(Directions for this task) Work out the number of lines containing "false". Give that number alone.

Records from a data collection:
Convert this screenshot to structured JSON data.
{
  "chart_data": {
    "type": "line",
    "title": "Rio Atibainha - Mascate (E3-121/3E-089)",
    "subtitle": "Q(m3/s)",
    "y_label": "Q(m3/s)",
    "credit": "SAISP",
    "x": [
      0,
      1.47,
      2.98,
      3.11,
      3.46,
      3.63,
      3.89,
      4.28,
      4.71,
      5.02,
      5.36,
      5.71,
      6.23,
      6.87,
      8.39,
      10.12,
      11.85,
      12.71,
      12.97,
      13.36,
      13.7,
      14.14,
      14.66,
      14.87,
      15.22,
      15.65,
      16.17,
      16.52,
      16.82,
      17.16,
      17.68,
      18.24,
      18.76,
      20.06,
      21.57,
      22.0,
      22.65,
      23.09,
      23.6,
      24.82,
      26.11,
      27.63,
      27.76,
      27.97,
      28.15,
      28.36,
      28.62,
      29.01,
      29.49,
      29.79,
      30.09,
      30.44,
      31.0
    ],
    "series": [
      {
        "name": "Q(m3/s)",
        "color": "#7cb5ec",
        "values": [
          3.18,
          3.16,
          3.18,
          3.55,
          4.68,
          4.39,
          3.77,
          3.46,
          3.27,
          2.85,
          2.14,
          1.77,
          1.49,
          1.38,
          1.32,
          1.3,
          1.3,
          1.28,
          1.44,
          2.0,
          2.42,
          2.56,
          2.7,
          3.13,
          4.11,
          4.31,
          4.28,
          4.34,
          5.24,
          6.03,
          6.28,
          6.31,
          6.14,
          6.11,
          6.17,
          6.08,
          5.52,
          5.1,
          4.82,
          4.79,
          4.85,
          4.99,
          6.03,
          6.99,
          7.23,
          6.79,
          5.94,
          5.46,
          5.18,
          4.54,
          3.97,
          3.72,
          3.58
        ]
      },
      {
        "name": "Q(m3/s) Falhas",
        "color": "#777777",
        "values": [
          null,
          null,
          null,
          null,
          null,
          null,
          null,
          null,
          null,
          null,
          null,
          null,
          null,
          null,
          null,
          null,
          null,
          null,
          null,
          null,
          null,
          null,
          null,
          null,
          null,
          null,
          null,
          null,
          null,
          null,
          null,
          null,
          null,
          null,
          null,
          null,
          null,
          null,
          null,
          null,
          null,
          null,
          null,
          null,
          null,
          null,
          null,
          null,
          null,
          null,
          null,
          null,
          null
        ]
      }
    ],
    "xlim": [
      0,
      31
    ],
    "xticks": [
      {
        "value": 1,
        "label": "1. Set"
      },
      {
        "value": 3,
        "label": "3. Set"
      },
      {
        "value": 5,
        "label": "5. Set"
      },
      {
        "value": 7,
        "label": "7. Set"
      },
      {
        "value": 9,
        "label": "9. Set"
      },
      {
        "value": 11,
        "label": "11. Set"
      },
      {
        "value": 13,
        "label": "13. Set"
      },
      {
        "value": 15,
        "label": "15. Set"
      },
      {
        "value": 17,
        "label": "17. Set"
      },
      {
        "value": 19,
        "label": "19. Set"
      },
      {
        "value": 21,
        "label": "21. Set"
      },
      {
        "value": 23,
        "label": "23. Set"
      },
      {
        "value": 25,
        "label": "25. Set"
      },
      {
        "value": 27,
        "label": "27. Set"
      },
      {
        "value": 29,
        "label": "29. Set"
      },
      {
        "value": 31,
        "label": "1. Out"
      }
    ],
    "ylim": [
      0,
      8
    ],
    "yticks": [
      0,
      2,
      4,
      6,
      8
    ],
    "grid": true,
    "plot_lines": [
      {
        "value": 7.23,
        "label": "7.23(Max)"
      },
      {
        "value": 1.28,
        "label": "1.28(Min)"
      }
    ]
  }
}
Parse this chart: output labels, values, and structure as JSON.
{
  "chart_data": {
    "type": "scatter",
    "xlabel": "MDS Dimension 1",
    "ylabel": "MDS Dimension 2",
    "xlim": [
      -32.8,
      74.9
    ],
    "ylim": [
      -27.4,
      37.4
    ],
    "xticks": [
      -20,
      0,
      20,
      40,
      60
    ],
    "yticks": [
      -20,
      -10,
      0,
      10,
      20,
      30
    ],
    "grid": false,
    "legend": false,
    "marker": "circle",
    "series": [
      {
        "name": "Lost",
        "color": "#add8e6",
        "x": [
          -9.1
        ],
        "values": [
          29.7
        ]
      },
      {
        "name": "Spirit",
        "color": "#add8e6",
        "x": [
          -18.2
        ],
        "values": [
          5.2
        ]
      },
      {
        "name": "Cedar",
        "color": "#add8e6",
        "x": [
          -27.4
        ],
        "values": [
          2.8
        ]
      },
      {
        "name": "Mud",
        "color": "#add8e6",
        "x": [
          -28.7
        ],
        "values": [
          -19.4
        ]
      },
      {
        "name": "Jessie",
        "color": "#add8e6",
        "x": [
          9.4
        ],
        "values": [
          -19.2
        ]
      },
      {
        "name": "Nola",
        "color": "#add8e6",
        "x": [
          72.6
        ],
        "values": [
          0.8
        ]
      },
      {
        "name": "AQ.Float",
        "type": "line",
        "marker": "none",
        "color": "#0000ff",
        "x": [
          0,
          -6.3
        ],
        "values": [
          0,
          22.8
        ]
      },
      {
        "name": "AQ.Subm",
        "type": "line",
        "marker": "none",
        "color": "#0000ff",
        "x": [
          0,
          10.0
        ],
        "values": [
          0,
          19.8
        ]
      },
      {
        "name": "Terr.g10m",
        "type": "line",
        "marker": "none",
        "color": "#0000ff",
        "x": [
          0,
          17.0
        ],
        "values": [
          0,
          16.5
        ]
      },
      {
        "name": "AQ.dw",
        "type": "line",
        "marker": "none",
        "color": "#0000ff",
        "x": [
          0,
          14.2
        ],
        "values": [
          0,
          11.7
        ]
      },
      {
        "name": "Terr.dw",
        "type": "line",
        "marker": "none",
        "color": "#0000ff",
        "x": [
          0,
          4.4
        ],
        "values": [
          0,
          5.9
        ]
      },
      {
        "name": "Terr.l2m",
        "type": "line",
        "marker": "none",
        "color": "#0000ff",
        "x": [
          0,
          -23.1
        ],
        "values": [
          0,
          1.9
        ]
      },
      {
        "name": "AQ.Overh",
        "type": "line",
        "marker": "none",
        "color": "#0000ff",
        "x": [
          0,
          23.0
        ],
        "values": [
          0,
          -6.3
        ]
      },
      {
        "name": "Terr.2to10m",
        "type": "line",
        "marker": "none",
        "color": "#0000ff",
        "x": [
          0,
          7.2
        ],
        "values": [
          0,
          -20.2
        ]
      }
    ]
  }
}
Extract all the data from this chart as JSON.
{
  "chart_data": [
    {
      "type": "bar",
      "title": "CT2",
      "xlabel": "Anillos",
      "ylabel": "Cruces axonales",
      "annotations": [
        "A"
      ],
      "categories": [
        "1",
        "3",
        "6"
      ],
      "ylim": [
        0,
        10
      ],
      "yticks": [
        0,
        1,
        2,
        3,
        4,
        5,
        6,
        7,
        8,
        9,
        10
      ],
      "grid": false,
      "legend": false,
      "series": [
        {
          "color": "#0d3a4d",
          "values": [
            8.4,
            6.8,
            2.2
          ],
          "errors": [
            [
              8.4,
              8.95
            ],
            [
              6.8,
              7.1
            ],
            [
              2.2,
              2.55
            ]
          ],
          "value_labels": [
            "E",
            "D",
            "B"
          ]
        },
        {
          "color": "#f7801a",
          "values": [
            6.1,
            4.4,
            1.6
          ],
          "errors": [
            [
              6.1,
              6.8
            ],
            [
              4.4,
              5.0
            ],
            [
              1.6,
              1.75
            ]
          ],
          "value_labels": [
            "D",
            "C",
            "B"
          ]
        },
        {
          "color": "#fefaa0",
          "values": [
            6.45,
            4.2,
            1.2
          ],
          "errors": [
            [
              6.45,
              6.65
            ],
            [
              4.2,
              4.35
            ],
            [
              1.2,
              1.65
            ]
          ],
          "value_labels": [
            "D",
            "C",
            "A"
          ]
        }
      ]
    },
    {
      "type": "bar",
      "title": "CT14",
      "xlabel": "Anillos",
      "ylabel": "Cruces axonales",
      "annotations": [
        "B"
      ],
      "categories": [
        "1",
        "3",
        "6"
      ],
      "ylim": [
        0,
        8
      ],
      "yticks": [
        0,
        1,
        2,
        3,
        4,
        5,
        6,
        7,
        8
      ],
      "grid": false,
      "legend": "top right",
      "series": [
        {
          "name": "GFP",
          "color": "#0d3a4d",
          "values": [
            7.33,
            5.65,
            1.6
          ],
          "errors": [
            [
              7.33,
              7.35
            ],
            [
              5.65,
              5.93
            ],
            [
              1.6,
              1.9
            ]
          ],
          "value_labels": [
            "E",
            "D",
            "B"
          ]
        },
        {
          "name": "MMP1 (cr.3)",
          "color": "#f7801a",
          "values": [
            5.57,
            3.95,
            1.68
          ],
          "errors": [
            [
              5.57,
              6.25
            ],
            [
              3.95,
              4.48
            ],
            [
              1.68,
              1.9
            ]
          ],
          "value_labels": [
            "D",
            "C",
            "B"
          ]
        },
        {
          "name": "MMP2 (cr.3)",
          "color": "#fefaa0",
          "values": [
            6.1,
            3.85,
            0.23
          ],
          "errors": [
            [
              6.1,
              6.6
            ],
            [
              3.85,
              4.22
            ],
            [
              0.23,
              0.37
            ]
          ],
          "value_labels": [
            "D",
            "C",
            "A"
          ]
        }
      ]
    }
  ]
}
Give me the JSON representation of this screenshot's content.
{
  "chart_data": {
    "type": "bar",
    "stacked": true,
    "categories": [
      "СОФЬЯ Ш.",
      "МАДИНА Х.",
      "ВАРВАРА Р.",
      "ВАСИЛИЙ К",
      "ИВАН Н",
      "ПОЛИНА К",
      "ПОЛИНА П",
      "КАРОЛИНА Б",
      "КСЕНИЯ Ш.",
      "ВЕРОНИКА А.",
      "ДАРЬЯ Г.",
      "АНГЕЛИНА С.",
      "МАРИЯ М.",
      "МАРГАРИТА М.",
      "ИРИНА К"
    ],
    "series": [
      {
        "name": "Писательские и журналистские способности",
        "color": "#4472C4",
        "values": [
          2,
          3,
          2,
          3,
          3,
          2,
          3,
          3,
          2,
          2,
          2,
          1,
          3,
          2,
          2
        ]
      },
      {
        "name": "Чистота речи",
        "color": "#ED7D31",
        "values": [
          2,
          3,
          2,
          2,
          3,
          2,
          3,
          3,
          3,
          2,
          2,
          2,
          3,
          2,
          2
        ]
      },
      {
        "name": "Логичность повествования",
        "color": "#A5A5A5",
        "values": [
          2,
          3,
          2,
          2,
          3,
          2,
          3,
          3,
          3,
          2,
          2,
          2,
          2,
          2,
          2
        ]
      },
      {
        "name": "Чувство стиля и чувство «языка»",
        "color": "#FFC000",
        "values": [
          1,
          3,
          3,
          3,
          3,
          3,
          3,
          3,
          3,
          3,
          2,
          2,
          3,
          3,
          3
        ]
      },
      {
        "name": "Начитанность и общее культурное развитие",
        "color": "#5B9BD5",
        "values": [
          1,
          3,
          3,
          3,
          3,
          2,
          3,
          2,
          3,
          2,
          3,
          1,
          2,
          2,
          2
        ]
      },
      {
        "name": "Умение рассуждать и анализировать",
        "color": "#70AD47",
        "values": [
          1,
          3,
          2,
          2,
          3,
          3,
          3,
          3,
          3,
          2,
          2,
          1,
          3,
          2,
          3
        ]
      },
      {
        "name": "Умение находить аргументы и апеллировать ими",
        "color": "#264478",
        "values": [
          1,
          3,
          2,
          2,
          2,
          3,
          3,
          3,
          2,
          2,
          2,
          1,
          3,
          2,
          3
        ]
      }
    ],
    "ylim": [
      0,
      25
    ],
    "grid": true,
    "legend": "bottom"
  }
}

(Result) 5